Find the lines containing "momento" and say how many there are, with no other words.
— Begin —
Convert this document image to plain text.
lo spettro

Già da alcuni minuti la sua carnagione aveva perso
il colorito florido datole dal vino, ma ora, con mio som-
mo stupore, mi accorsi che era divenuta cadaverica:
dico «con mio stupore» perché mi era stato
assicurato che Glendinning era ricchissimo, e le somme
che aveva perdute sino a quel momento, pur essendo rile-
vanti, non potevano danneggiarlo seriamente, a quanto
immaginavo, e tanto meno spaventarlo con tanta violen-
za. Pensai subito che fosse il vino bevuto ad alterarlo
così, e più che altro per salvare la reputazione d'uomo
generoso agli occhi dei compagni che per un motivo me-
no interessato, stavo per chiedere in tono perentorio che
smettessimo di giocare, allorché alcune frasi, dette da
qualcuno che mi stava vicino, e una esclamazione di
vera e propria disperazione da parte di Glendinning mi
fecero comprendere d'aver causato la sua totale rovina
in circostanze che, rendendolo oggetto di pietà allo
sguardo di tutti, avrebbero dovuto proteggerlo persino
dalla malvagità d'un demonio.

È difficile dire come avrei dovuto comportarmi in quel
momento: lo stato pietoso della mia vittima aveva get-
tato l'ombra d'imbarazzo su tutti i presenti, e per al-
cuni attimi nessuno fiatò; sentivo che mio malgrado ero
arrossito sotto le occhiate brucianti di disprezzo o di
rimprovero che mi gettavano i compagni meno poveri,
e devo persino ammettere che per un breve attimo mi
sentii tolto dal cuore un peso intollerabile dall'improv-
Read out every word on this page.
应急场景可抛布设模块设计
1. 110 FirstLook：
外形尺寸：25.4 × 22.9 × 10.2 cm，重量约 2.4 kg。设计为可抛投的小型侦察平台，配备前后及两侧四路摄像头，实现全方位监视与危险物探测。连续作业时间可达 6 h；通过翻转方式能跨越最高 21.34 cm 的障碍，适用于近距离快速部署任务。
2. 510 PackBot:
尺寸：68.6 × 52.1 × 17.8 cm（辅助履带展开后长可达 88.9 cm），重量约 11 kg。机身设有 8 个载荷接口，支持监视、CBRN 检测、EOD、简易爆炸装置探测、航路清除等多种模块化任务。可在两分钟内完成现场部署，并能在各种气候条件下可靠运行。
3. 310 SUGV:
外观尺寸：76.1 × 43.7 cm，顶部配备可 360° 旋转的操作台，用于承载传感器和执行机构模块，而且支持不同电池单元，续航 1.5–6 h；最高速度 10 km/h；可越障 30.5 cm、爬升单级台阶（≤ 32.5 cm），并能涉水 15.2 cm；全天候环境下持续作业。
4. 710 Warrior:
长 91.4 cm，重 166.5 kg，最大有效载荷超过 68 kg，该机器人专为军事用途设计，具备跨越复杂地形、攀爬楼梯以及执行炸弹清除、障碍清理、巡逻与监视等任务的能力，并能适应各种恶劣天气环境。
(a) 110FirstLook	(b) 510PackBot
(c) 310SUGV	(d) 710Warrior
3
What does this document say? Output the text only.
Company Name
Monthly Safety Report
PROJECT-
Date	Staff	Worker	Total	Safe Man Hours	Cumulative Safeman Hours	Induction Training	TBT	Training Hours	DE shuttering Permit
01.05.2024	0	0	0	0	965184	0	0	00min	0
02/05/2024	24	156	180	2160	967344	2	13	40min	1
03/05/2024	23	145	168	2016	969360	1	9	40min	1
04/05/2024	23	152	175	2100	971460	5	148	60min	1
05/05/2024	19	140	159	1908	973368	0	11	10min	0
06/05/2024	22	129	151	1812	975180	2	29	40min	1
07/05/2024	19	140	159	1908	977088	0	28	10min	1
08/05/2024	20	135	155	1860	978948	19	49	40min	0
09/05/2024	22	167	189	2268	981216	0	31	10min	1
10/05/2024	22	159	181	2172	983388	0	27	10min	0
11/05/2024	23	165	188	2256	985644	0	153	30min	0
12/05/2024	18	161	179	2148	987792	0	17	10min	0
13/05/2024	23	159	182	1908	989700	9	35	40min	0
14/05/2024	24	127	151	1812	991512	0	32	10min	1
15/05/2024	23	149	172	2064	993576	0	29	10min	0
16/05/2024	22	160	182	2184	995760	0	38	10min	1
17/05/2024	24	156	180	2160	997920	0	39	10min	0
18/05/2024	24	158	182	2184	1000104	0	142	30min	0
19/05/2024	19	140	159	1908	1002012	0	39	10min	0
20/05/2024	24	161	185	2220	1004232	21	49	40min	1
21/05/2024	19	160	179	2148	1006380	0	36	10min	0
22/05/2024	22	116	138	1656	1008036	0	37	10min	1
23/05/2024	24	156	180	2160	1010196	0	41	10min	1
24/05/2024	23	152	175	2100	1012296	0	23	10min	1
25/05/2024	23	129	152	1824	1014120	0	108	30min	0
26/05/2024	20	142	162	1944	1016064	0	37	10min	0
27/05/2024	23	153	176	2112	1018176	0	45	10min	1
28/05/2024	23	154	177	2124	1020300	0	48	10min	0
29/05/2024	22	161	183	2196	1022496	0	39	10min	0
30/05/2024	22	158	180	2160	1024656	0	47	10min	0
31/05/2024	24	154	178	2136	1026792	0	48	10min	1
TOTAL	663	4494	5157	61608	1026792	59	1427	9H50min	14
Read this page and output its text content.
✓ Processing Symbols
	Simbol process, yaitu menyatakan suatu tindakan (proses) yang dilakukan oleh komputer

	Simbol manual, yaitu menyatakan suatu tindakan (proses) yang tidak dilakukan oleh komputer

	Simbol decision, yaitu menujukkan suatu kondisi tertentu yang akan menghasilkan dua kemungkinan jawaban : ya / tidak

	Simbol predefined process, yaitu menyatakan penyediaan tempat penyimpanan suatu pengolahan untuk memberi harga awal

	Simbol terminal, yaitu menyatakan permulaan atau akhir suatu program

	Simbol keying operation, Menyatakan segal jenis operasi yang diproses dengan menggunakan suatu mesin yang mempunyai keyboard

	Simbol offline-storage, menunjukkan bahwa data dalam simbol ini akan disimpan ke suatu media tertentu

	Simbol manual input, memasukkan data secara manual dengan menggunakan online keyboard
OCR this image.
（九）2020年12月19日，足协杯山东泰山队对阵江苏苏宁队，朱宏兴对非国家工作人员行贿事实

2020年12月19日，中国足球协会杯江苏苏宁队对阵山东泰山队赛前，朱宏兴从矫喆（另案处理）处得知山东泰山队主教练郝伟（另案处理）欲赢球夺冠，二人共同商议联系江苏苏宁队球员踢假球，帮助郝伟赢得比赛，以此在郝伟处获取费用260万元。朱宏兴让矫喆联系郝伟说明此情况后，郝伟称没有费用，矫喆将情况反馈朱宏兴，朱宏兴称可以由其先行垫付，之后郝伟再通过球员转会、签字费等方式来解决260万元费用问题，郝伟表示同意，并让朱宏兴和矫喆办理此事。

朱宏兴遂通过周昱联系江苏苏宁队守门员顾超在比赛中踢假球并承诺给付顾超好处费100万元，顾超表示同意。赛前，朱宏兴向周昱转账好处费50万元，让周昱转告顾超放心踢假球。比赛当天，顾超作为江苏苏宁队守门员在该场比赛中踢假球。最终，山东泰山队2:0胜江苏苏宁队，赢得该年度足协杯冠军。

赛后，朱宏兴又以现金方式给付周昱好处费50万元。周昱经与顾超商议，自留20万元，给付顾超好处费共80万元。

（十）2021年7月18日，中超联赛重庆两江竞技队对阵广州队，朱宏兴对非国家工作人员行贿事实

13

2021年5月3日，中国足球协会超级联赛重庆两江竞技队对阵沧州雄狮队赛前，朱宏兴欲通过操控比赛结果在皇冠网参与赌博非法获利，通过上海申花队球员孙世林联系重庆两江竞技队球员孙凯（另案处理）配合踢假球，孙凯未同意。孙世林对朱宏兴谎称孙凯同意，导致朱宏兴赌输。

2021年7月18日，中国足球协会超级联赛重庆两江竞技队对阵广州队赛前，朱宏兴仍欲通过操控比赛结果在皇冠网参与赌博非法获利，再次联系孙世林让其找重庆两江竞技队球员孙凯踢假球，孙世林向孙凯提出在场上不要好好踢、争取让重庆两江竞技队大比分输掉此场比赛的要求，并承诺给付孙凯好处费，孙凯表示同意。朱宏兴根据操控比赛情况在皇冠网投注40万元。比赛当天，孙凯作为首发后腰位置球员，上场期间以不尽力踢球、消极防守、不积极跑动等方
— End —
**Written reply:**
2